§ **Supplied records**
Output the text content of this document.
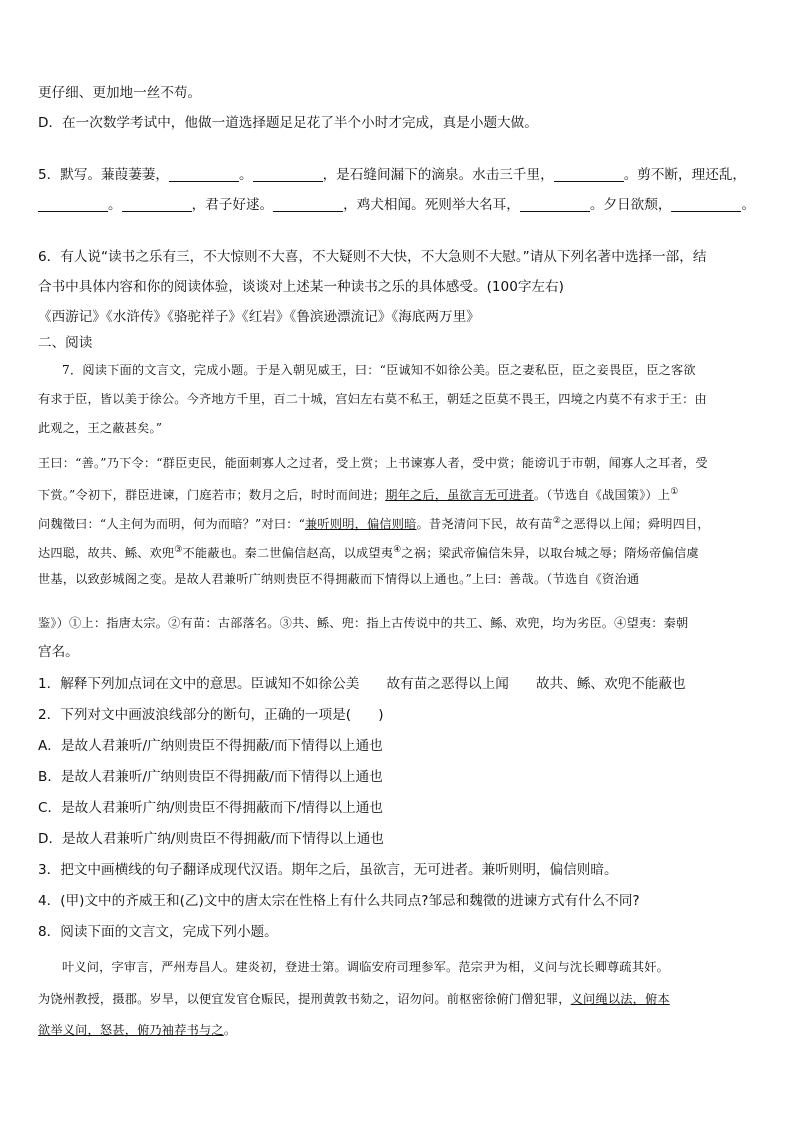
更仔细、更加地一丝不苟。
D．在一次数学考试中，他做一道选择题足足花了半个小时才完成，真是小题大做。
5．默写。蒹葭萋萋，	。	，是石缝间漏下的滴泉。水击三千里，	。剪不断，理还乱，
。	，君子好逑。	，鸡犬相闻。死则举大名耳，	。夕日欲颓，	。
6．有人说“读书之乐有三，不大惊则不大喜，不大疑则不大快，不大急则不大慰。”请从下列名著中选择一部，结
合书中具体内容和你的阅读体验，谈谈对上述某一种读书之乐的具体感受。(100字左右)
《西游记》《水浒传》《骆驼祥子》《红岩》《鲁滨逊漂流记》《海底两万里》
二、阅读
7．阅读下面的文言文，完成小题。于是入朝见威王，曰：“臣诚知不如徐公美。臣之妻私臣，臣之妾畏臣，臣之客欲
有求于臣，皆以美于徐公。今齐地方千里，百二十城，宫妇左右莫不私王，朝廷之臣莫不畏王，四境之内莫不有求于王：由
此观之，王之蔽甚矣。”
王曰：“善。”乃下令：“群臣吏民，能面刺寡人之过者，受上赏；上书谏寡人者，受中赏；能谤讥于市朝，闻寡人之耳者，受
下赏。”令初下，群臣进谏，门庭若市；数月之后，时时而间进；期年之后，虽欲言无可进者。（节选自《战国策》）上①
问魏徵曰：“人主何为而明，何为而暗？”对曰：“兼听则明，偏信则暗。昔尧清问下民，故有苗②之恶得以上闻；舜明四目，
达四聪，故共、鲧、欢兜③不能蔽也。秦二世偏信赵高，以成望夷④之祸；梁武帝偏信朱异，以取台城之辱；隋炀帝偏信虞
世基，以致彭城阁之变。是故人君兼听广纳则贵臣不得拥蔽而下情得以上通也。”上曰：善哉。（节选自《资治通
鉴》）①上：指唐太宗。②有苗：古部落名。③共、鲧、兜：指上古传说中的共工、鲧、欢兜，均为劣臣。④望夷：秦朝
宫名。
1．解释下列加点词在文中的意思。臣诚知不如徐公美　　故有苗之恶得以上闻　　故共、鲧、欢兜不能蔽也
2．下列对文中画波浪线部分的断句，正确的一项是(　　)
A．是故人君兼听/广纳则贵臣不得拥蔽/而下情得以上通也
B．是故人君兼听/广纳则贵臣不得拥蔽/而下情得以上通也
C．是故人君兼听广纳/则贵臣不得拥蔽而下/情得以上通也
D．是故人君兼听广纳/则贵臣不得拥蔽/而下情得以上通也
3．把文中画横线的句子翻译成现代汉语。期年之后，虽欲言，无可进者。兼听则明，偏信则暗。
4．(甲)文中的齐威王和(乙)文中的唐太宗在性格上有什么共同点?邹忌和魏徵的进谏方式有什么不同?
8．阅读下面的文言文，完成下列小题。
叶义问，字审言，严州寿昌人。建炎初，登进士第。调临安府司理参军。范宗尹为相，义问与沈长卿尊疏其奸。
为饶州教授，摄郡。岁旱，以便宜发官仓赈民，提刑黄敦书劾之，诏勿问。前枢密徐俯门僧犯罪，义问绳以法，俯本
欲举义问，怒甚，俯乃袖荐书与之。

§ **The task**
The listing above must be printed again exactly, minus its pictures.

§ **Result**
Output the text content of this document.
更仔细、更加地一丝不苟。
D．在一次数学考试中，他做一道选择题足足花了半个小时才完成，真是小题大做。
5．默写。蒹葭萋萋，	。	，是石缝间漏下的滴泉。水击三千里，	。剪不断，理还乱，
。	，君子好逑。	，鸡犬相闻。死则举大名耳，	。夕日欲颓，	。
6．有人说“读书之乐有三，不大惊则不大喜，不大疑则不大快，不大急则不大慰。”请从下列名著中选择一部，结
合书中具体内容和你的阅读体验，谈谈对上述某一种读书之乐的具体感受。(100字左右)
《西游记》《水浒传》《骆驼祥子》《红岩》《鲁滨逊漂流记》《海底两万里》
二、阅读
7．阅读下面的文言文，完成小题。于是入朝见威王，曰：“臣诚知不如徐公美。臣之妻私臣，臣之妾畏臣，臣之客欲
有求于臣，皆以美于徐公。今齐地方千里，百二十城，宫妇左右莫不私王，朝廷之臣莫不畏王，四境之内莫不有求于王：由
此观之，王之蔽甚矣。”
王曰：“善。”乃下令：“群臣吏民，能面刺寡人之过者，受上赏；上书谏寡人者，受中赏；能谤讥于市朝，闻寡人之耳者，受
下赏。”令初下，群臣进谏，门庭若市；数月之后，时时而间进；期年之后，虽欲言无可进者。（节选自《战国策》）上①
问魏徵曰：“人主何为而明，何为而暗？”对曰：“兼听则明，偏信则暗。昔尧清问下民，故有苗②之恶得以上闻；舜明四目，
达四聪，故共、鲧、欢兜③不能蔽也。秦二世偏信赵高，以成望夷④之祸；梁武帝偏信朱异，以取台城之辱；隋炀帝偏信虞
世基，以致彭城阁之变。是故人君兼听广纳则贵臣不得拥蔽而下情得以上通也。”上曰：善哉。（节选自《资治通
鉴》）①上：指唐太宗。②有苗：古部落名。③共、鲧、兜：指上古传说中的共工、鲧、欢兜，均为劣臣。④望夷：秦朝
宫名。
1．解释下列加点词在文中的意思。臣诚知不如徐公美　　故有苗之恶得以上闻　　故共、鲧、欢兜不能蔽也
2．下列对文中画波浪线部分的断句，正确的一项是(　　)
A．是故人君兼听/广纳则贵臣不得拥蔽/而下情得以上通也
B．是故人君兼听/广纳则贵臣不得拥蔽/而下情得以上通也
C．是故人君兼听广纳/则贵臣不得拥蔽而下/情得以上通也
D．是故人君兼听广纳/则贵臣不得拥蔽/而下情得以上通也
3．把文中画横线的句子翻译成现代汉语。期年之后，虽欲言，无可进者。兼听则明，偏信则暗。
4．(甲)文中的齐威王和(乙)文中的唐太宗在性格上有什么共同点?邹忌和魏徵的进谏方式有什么不同?
8．阅读下面的文言文，完成下列小题。
叶义问，字审言，严州寿昌人。建炎初，登进士第。调临安府司理参军。范宗尹为相，义问与沈长卿尊疏其奸。
为饶州教授，摄郡。岁旱，以便宜发官仓赈民，提刑黄敦书劾之，诏勿问。前枢密徐俯门僧犯罪，义问绳以法，俯本
欲举义问，怒甚，俯乃袖荐书与之。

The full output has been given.